*À faire*
a) Recopiez sans rien changer tout ce qui va de « Présidente de la » jusqu'à « fragilise encore plus. » dans le texte sur les droits de l'enfant.
b) Dites si chacun des énoncés suivants est conforme au texte sur les droits de l'enfant en répondant par oui ou par non, puis citez les mots du texte qui le prouvent : (i) La Convention internationale des droits de l'enfant a été adoptée il y a 31 ans. (ii) La pandémie actuelle renforce les droits de l'enfant. (iii) Le nombre d'associations augmente dans les quartiers en difficulté.

*Extrait du texte*

::::

Présidente de la Commission des Affaires européennes de l'Assemblée Nationale
Membre de la Commission de la défense nationale et des forces armées
Députée d'Indre-et-Loire

20 Nov

Journée internationale des DROITS de l’ENFANT

Catégories : Activité Parlementaire

Il y a 31 ans, des dirigeants du monde entier signaient l’adoption de la Convention internationale des droits de l’enfant aux Nations Unies, garantissant le droit de chaque enfant à s’épanouir, apprendre et se réaliser. Aujourd’hui, pour cette journée mondiale de l’enfance, nous célébrons les progrès réalisés pour le bien être de chaque enfant dans le monde. Mais l’effectivité des droits de l’enfant est loin d’être acquise, la pandémie actuelle en est la preuve car elle les fragilise encore plus.

Sur le territoire français, nous avons besoin de poursuivre nos efforts car encore 500 000 enfants de moins de 3 ans vivent sous le seuil de pauvreté. La prise en charge des mineurs non protégés sollicite fortement nos services sociaux, souvent débordés. Au domicile ou dans les structures d’accueil, les actions sociale et éducative pour la prévention et de la protection de l’enfance sont mises en œuvre soit directement par les services du Département soit en partenariat avec le secteur associatif. Malgré tout, dans des quartiers en difficulté, le lien social s’effrite notamment par la baisse du nombre d’associations, d’éducateurs et de professionnels sur le terrain.

::::

*Données de l'exercice*
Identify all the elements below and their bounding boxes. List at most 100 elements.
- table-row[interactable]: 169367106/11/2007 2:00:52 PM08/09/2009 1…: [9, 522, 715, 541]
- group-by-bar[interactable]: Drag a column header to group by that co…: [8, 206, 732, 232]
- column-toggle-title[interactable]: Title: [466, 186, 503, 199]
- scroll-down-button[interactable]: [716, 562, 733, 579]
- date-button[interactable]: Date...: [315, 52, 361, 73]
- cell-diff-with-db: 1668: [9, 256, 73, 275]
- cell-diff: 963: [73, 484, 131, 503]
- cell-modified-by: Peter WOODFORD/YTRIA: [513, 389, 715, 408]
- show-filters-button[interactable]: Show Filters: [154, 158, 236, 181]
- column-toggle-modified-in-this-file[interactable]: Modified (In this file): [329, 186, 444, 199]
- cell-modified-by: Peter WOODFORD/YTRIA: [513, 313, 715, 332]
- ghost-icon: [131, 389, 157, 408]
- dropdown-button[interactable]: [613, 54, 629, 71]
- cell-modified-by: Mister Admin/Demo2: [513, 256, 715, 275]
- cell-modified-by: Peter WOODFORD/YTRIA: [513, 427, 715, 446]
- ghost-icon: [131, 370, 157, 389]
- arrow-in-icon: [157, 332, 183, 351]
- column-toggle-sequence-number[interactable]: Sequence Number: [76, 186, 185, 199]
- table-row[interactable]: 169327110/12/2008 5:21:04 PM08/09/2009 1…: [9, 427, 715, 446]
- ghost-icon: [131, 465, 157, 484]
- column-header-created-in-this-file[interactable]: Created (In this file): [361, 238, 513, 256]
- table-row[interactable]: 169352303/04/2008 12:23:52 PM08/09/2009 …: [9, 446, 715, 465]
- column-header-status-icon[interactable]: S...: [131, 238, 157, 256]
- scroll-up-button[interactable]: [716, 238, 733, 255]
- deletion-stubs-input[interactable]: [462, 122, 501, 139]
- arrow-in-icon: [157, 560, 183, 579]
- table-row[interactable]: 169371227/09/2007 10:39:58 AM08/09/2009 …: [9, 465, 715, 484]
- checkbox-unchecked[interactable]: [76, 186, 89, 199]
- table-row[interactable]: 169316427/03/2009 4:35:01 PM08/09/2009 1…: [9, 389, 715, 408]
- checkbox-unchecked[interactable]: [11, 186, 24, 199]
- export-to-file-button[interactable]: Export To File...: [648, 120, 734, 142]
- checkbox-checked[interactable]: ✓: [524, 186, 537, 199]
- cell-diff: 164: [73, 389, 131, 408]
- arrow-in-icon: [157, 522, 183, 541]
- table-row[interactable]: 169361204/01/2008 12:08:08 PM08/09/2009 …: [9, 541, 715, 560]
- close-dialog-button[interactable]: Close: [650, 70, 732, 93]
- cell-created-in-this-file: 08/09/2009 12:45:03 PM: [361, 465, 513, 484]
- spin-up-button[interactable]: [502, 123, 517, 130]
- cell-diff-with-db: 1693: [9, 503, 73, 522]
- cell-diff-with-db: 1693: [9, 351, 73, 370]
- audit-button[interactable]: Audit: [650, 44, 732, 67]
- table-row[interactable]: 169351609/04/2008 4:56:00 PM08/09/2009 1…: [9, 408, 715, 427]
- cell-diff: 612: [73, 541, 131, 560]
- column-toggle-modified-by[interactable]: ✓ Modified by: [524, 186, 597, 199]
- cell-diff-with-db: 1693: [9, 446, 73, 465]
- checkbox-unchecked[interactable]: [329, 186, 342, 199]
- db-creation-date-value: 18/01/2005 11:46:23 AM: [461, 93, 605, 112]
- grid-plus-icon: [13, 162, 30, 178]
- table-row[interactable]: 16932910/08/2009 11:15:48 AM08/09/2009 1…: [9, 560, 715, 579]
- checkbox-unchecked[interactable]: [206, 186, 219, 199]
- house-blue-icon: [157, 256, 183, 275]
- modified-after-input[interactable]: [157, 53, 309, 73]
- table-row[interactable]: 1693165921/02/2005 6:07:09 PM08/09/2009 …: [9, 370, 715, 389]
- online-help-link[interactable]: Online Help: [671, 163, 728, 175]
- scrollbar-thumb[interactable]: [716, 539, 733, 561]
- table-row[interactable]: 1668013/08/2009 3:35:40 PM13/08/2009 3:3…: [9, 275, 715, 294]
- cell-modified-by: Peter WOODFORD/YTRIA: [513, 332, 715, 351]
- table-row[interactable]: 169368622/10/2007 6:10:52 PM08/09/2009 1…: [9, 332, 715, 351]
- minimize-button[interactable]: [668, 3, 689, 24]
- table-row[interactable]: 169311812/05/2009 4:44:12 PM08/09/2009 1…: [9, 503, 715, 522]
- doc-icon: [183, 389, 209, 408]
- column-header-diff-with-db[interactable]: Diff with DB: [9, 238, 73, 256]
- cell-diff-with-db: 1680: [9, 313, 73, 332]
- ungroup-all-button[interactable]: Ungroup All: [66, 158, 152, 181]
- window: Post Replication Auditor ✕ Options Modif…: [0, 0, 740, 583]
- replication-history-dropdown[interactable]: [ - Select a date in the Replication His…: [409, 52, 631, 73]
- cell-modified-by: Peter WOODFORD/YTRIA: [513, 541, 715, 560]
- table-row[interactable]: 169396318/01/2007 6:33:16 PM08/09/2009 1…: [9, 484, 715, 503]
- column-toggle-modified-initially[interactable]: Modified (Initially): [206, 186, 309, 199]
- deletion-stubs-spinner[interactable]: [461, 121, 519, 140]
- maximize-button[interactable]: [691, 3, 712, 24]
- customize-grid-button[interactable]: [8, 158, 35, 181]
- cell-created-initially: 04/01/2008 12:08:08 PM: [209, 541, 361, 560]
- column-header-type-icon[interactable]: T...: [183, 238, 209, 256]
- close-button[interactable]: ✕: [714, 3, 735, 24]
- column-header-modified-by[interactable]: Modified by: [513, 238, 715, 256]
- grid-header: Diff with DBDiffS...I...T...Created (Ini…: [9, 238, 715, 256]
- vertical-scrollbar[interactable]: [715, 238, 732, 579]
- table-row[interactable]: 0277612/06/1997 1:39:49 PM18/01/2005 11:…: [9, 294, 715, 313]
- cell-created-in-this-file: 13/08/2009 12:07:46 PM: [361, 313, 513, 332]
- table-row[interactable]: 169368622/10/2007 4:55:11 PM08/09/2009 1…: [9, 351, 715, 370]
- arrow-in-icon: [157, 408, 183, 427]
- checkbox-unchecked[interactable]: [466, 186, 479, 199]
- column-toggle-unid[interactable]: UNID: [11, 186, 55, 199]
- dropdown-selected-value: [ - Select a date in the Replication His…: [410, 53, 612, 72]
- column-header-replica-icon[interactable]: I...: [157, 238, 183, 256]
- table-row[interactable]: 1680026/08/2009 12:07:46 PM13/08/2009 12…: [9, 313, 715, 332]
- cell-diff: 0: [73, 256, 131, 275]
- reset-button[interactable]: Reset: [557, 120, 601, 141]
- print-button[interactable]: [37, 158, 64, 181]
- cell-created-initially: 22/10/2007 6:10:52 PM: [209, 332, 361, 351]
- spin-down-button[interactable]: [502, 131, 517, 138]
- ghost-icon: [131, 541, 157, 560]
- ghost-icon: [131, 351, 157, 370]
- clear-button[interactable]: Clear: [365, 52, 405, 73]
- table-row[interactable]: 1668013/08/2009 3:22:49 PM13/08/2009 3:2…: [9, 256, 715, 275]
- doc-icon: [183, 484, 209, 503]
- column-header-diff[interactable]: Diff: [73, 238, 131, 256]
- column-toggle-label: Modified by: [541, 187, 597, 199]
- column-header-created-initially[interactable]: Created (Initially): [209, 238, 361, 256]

::::

*Corrigé des exercices*
a)
Présidente de la Commission des Affaires européennes de l'Assemblée Nationale
Membre de la Commission de la défense nationale et des forces armées
Députée d'Indre-et-Loire

20 Nov

Journée internationale des DROITS de l’ENFANT

Catégories : Activité Parlementaire

Il y a 31 ans, des dirigeants du monde entier signaient l’adoption de la Convention internationale des droits de l’enfant aux Nations Unies, garantissant le droit de chaque enfant à s’épanouir, apprendre et se réaliser. Aujourd’hui, pour cette journée mondiale de l’enfance, nous célébrons les progrès réalisés pour le bien être de chaque enfant dans le monde. Mais l’effectivité des droits de l’enfant est loin d’être acquise, la pandémie actuelle en est la preuve car elle les fragilise encore plus.

b)
(i) Oui : « Il y a 31 ans, des dirigeants du monde entier signaient l’adoption de la Convention internationale des droits de l’enfant aux Nations Unies ».
(ii) Non : « la pandémie actuelle en est la preuve car elle les fragilise encore plus ».
(iii) Non : « le lien social s’effrite notamment par la baisse du nombre d’associations ».